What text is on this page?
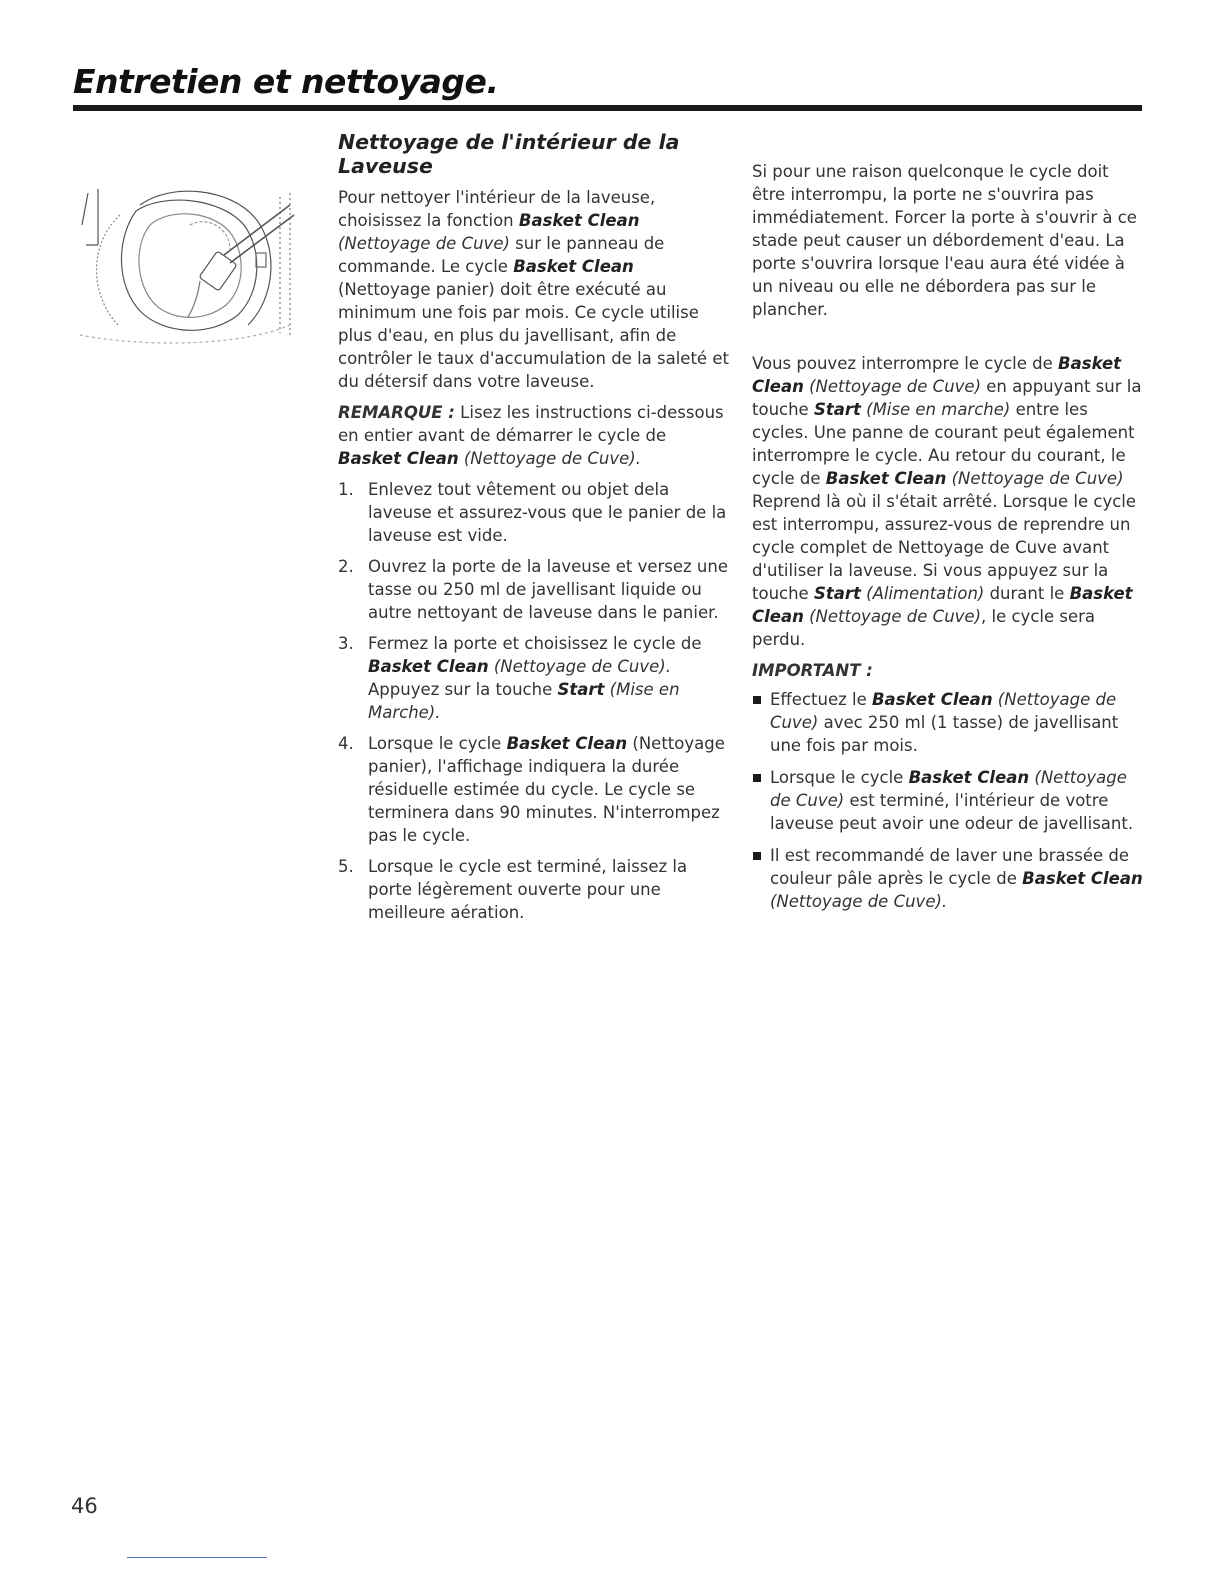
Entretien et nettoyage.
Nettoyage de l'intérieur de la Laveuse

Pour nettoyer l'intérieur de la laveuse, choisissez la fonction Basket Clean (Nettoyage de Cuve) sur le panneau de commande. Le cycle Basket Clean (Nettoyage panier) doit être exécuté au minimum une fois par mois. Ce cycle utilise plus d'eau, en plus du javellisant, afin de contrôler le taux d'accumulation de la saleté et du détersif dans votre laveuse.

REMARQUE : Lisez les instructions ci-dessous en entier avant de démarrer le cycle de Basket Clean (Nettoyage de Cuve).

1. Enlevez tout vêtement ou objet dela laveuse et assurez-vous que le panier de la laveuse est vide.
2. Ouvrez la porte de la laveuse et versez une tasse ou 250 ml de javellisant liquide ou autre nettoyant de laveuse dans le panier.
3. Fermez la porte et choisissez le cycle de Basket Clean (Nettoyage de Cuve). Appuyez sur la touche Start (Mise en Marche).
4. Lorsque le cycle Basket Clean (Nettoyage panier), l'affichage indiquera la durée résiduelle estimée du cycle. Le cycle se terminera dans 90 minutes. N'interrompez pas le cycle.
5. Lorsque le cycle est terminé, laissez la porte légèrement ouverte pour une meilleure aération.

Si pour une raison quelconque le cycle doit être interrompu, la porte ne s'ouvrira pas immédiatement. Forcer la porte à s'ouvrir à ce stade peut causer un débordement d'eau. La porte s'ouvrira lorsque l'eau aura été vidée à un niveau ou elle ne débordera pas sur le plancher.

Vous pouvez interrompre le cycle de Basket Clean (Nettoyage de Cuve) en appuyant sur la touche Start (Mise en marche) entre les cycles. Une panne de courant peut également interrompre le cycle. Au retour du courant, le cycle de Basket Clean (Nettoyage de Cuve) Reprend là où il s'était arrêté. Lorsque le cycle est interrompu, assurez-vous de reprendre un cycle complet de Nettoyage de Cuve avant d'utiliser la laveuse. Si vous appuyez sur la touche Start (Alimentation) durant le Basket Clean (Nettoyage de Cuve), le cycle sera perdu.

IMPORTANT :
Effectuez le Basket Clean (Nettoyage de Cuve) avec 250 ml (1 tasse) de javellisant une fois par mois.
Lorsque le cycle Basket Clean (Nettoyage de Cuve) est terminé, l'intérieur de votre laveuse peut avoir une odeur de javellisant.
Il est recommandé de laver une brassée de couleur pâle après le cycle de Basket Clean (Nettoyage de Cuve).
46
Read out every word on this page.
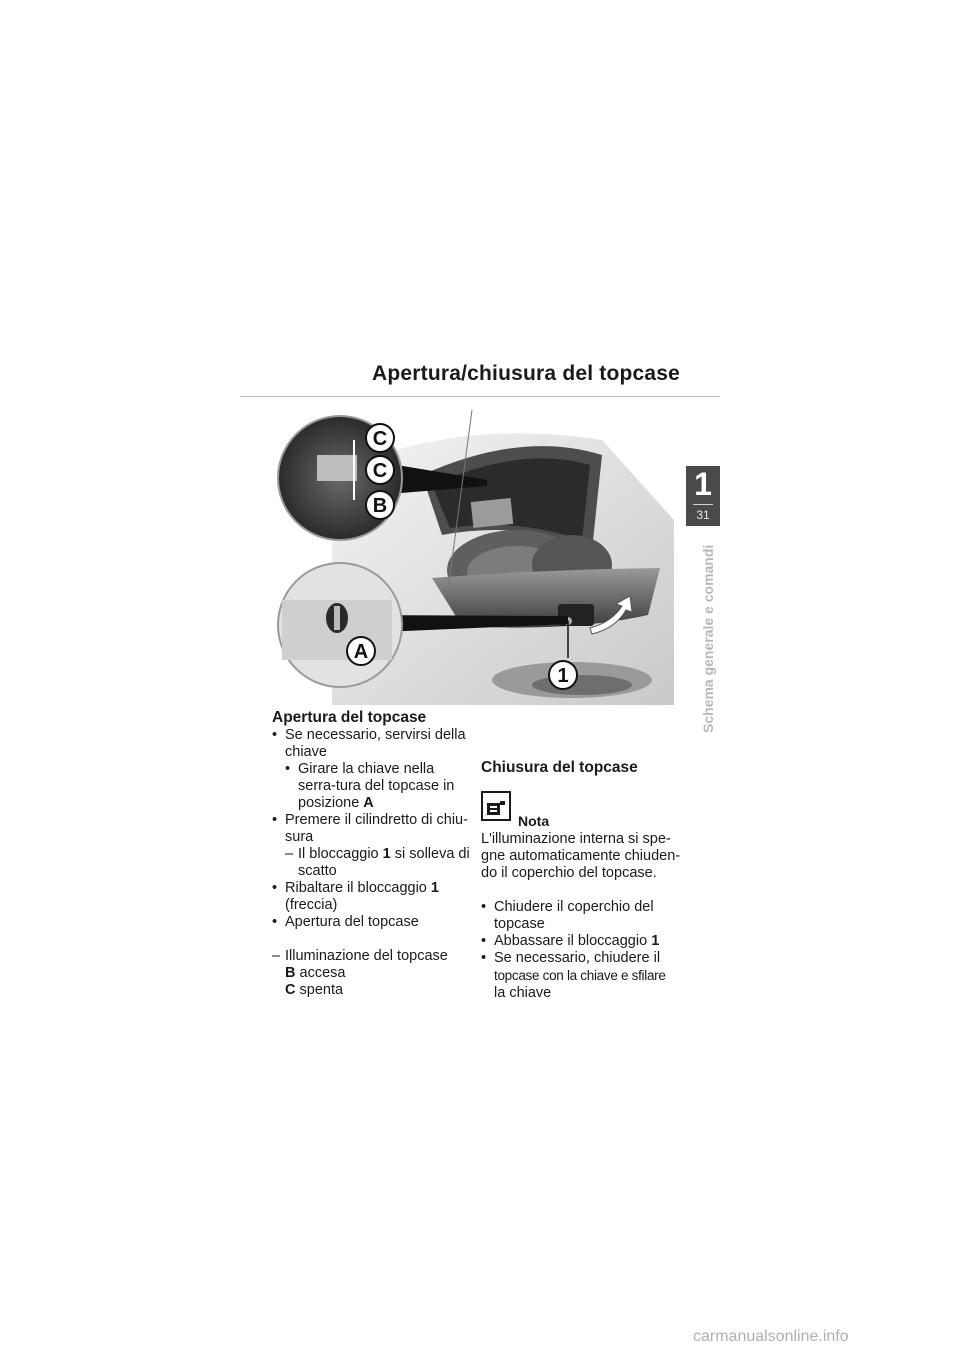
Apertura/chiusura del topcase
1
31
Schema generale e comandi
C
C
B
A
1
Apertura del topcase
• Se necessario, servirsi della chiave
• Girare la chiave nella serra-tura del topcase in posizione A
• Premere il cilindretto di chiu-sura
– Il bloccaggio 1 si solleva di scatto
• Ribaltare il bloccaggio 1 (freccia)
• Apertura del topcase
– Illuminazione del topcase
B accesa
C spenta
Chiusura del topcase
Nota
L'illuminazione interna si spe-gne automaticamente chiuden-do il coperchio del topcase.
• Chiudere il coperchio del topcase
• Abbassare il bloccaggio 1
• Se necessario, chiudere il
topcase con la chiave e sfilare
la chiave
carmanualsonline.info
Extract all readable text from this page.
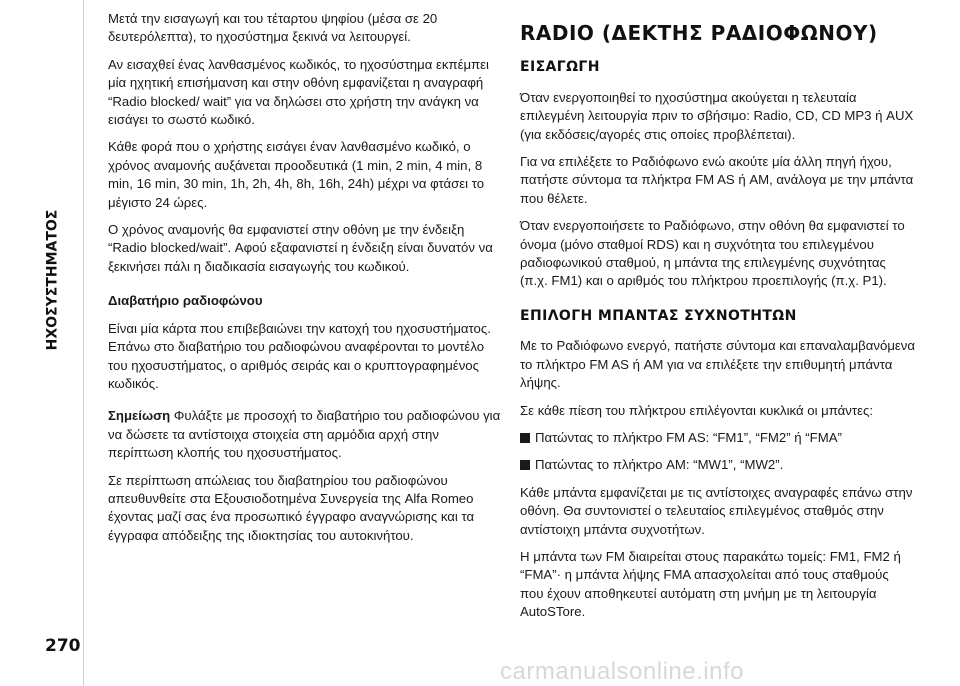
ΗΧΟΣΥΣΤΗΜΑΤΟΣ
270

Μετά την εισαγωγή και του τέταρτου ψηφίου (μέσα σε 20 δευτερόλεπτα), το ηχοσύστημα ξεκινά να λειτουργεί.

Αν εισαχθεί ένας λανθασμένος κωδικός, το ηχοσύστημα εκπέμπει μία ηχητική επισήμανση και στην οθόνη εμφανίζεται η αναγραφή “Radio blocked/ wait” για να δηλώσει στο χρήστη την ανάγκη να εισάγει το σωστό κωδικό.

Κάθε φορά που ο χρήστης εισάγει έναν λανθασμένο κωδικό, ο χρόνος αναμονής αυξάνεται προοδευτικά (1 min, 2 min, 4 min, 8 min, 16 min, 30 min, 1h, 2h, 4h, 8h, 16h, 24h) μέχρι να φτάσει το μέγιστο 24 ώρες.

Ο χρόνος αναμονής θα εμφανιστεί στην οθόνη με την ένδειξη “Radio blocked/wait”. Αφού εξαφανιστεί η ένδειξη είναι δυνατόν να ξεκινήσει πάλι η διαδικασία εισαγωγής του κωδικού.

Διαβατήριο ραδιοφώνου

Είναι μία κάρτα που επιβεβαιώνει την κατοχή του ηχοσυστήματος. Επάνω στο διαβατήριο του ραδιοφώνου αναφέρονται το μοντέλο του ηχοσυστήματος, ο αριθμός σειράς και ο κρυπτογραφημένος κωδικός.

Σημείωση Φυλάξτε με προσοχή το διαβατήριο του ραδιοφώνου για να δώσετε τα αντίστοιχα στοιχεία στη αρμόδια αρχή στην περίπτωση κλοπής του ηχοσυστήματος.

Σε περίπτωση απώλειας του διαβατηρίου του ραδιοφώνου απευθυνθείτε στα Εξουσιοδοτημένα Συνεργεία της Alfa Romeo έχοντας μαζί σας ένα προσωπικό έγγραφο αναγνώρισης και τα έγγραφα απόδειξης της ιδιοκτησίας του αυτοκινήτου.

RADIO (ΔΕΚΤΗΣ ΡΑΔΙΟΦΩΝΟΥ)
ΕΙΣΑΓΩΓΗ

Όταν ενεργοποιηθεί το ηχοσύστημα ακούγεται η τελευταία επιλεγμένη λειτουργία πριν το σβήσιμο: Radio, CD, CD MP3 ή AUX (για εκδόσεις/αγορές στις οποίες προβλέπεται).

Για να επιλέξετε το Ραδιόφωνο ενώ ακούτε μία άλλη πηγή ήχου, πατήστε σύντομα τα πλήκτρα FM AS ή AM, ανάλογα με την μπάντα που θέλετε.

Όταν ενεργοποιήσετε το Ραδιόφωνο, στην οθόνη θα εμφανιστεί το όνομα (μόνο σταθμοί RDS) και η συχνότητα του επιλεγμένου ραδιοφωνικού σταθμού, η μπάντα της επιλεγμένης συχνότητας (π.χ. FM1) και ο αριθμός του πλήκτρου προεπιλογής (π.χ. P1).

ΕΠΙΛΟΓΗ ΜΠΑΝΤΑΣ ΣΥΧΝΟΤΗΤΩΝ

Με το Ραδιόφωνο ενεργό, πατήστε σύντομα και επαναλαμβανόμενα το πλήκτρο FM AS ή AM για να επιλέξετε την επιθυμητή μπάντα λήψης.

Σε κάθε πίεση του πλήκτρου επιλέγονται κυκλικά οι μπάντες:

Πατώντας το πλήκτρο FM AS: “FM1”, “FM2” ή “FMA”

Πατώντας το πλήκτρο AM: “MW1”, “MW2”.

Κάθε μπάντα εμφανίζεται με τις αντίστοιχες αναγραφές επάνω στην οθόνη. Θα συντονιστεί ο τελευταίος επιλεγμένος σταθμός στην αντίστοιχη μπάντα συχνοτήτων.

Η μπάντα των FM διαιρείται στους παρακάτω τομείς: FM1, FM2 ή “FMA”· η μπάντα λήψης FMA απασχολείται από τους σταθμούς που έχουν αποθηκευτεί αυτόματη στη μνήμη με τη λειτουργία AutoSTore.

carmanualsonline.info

____

- **Goal**:
From the listing above, copy every line that includes the word "coperchio".

- **Written solution**:
L'illuminazione interna si spe-gne automaticamente chiuden-do il coperchio del topcase.
• Chiudere il coperchio del topcase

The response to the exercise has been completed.